[JOB]: Can you pull out each line of the data below that includes the word "What"?

— START OF GIVEN DATA —

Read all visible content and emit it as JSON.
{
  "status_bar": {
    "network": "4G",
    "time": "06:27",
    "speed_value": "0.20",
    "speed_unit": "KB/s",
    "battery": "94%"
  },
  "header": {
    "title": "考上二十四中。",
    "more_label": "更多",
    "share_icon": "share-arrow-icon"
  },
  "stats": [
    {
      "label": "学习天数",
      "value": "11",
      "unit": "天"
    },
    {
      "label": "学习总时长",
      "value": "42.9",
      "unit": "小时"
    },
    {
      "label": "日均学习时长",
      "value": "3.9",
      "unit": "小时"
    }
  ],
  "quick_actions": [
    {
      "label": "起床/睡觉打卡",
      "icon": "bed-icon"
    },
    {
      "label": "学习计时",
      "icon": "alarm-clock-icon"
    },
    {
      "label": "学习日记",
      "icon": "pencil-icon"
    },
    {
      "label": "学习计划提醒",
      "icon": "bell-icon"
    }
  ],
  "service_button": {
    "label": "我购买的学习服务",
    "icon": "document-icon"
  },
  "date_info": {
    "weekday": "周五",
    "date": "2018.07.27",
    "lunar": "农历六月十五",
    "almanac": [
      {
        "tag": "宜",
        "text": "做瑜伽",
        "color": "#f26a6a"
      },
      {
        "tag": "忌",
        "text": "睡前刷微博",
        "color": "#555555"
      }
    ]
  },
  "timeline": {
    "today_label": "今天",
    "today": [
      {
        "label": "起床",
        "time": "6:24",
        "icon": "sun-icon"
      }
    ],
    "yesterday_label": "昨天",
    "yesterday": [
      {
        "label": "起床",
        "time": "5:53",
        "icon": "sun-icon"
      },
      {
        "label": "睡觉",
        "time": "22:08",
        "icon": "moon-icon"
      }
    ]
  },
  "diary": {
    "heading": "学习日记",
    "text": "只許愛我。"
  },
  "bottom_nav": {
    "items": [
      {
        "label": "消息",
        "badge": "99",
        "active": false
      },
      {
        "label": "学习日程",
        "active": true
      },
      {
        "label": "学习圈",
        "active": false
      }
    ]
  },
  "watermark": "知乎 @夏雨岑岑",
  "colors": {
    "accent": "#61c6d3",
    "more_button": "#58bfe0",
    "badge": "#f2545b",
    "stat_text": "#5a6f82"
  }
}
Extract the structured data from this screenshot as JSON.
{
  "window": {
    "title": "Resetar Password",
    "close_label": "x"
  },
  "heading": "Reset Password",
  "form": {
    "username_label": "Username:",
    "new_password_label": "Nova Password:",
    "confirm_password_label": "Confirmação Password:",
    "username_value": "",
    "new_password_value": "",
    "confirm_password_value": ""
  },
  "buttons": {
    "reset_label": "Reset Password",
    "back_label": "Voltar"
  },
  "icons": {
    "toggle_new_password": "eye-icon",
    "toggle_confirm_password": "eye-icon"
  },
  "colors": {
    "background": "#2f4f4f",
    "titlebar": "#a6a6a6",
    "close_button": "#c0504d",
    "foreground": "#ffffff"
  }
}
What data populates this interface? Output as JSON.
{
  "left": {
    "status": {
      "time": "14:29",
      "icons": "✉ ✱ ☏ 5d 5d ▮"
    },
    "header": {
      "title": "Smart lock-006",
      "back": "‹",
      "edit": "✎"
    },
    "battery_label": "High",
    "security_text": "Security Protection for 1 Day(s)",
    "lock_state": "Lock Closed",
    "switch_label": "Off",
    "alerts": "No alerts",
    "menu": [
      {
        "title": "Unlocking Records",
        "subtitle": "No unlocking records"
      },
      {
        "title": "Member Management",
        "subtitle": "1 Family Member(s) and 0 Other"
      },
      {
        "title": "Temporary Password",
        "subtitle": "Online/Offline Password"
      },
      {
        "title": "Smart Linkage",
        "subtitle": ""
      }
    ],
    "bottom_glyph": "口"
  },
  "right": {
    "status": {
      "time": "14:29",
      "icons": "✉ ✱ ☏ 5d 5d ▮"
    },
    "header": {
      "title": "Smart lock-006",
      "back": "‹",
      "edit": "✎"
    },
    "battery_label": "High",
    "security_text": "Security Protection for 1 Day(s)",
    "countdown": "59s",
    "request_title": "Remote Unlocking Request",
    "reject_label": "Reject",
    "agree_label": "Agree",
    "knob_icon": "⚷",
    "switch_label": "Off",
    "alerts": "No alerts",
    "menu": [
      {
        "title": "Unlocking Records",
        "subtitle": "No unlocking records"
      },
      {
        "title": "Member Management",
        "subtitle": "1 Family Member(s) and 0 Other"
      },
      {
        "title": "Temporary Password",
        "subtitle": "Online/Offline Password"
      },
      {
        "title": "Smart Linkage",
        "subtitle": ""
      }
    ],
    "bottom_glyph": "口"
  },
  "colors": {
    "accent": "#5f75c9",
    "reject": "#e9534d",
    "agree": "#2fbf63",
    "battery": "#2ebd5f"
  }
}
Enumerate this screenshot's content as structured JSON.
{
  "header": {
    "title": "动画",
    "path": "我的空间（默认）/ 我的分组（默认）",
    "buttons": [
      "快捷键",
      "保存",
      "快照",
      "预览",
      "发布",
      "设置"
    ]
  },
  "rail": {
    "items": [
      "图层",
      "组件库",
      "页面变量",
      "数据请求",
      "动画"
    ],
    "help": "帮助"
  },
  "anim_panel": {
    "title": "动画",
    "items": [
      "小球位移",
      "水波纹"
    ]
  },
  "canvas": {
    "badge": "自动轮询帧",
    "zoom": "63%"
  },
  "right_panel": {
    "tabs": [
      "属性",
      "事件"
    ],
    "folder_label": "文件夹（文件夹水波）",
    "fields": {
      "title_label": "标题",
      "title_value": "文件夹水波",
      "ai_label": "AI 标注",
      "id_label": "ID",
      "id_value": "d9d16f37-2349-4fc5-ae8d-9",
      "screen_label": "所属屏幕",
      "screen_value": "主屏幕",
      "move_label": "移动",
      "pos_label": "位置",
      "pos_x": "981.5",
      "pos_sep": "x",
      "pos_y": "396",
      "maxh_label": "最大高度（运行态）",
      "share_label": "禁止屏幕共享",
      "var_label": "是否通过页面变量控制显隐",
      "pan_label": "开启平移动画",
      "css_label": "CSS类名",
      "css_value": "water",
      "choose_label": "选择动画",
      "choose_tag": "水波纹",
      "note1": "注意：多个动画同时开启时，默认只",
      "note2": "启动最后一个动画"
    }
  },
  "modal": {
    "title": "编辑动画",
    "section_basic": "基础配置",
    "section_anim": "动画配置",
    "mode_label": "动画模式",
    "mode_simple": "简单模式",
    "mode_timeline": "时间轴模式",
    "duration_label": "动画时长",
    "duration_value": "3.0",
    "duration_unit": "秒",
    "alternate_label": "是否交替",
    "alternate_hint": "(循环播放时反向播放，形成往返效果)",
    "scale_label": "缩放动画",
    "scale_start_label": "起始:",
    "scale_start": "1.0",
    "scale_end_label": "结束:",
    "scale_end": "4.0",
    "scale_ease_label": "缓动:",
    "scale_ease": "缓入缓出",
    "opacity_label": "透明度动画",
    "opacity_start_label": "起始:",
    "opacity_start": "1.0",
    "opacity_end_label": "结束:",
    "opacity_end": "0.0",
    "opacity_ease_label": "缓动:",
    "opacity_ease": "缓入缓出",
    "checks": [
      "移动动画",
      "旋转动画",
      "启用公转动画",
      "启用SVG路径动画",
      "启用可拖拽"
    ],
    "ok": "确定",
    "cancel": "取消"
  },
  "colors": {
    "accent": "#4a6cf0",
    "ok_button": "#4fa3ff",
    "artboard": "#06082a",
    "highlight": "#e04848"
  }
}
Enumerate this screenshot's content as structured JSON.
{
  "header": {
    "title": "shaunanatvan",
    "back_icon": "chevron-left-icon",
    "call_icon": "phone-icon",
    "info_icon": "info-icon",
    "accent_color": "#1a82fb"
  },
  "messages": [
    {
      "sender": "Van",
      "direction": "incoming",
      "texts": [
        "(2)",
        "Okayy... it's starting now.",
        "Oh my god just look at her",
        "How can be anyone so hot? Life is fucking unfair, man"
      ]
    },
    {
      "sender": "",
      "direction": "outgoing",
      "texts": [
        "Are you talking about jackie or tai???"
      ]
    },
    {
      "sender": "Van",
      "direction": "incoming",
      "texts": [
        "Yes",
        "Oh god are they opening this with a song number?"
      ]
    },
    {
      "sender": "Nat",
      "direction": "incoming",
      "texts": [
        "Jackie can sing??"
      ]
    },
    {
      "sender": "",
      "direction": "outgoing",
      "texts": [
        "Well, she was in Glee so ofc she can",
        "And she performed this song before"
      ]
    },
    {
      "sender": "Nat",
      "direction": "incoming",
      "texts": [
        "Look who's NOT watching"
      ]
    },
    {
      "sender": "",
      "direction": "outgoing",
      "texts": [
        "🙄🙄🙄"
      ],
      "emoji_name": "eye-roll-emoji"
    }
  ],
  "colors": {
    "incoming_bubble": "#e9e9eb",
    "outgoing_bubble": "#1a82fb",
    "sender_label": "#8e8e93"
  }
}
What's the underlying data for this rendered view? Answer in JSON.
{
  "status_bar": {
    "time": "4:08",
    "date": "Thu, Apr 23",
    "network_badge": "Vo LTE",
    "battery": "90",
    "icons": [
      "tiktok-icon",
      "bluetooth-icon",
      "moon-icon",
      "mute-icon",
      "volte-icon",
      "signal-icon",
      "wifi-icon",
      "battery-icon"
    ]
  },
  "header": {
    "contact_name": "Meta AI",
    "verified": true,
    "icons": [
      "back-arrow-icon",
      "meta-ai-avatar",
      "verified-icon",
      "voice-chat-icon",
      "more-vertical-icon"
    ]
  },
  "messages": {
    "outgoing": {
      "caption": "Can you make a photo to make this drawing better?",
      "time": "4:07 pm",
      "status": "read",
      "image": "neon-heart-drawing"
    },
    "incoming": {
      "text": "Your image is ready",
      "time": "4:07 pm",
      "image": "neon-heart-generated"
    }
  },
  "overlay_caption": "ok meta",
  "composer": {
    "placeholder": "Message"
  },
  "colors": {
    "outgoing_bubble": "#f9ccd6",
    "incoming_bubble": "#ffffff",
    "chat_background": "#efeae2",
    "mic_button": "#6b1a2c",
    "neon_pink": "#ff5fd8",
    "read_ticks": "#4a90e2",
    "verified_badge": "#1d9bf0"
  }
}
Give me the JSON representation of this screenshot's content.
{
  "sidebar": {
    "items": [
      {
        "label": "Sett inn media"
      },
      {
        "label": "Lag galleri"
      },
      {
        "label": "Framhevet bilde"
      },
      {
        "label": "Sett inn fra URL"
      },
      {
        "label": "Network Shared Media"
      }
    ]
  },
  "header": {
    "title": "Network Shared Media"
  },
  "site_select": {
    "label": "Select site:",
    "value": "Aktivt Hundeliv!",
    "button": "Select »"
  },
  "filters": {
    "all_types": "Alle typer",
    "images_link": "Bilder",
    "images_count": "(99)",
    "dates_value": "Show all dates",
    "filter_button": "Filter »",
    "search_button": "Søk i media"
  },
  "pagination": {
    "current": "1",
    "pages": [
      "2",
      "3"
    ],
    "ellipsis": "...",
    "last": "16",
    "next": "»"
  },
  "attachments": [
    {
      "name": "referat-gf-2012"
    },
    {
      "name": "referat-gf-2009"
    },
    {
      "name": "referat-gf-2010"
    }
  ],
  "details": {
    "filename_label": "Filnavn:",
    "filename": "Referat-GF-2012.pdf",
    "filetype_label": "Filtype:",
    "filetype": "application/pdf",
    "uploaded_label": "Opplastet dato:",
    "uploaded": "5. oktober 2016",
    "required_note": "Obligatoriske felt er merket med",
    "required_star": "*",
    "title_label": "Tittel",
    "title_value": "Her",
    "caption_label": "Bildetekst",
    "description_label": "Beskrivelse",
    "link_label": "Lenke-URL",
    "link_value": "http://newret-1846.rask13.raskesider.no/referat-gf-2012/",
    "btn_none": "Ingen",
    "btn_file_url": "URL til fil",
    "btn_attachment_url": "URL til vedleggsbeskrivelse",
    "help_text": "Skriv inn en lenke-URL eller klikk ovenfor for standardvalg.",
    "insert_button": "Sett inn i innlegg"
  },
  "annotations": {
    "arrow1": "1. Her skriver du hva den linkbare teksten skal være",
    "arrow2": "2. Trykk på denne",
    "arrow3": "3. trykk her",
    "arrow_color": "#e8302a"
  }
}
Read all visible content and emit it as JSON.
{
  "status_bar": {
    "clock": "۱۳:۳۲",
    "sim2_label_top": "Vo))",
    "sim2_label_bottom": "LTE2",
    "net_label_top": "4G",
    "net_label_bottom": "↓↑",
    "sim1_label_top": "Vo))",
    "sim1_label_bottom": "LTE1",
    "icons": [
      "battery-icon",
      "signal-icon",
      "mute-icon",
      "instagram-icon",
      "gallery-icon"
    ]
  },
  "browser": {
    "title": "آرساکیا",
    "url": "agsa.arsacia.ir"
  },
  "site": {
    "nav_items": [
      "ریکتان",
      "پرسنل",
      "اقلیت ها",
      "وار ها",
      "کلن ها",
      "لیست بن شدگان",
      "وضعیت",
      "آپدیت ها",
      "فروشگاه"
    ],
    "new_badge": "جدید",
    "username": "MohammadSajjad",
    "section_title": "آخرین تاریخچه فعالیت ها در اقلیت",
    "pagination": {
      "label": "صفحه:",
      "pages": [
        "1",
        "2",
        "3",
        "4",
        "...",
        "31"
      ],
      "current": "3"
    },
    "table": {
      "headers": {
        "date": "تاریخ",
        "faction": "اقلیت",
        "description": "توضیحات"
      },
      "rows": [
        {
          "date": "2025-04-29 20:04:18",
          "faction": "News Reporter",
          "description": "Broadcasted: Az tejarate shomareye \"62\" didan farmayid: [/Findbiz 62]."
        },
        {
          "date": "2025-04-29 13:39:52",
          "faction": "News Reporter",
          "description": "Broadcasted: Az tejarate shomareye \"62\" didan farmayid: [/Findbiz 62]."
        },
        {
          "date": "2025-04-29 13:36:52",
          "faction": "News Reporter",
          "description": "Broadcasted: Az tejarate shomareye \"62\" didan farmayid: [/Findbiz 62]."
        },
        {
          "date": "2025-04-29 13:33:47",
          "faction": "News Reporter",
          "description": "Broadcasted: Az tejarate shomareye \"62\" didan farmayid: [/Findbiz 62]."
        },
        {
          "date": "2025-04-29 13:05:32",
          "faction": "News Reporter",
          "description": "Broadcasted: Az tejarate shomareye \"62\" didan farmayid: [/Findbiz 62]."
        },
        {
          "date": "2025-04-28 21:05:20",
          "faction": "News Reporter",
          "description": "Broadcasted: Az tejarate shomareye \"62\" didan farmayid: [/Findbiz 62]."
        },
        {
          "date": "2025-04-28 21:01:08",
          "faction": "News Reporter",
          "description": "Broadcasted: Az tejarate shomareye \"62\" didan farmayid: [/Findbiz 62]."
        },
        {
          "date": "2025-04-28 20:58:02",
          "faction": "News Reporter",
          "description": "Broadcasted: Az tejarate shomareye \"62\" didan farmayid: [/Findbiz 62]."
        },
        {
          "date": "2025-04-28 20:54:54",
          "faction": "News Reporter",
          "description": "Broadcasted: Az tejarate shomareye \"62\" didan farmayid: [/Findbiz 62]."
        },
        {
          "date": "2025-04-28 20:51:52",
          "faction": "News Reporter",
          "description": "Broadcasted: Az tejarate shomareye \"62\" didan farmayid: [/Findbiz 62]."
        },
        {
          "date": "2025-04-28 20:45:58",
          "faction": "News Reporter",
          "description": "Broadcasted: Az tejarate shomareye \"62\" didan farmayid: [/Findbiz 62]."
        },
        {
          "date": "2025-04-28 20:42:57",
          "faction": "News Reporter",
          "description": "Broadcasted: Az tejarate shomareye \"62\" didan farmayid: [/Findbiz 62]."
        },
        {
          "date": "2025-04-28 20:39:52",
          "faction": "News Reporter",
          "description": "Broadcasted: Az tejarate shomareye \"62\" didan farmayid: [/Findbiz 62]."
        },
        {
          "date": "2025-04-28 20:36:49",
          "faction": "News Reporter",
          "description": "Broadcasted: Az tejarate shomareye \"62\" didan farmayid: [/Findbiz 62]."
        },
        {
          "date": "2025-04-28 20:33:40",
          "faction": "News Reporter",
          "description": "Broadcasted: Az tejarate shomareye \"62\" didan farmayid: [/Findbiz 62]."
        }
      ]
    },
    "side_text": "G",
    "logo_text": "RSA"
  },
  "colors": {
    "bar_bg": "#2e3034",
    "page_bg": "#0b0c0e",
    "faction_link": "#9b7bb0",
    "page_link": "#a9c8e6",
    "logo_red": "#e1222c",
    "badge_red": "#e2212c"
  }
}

— END OF GIVEN DATA —

[TASK ANSWER]:
What data populates this interface? Output as JSON.
What's the underlying data for this rendered view? Answer in JSON.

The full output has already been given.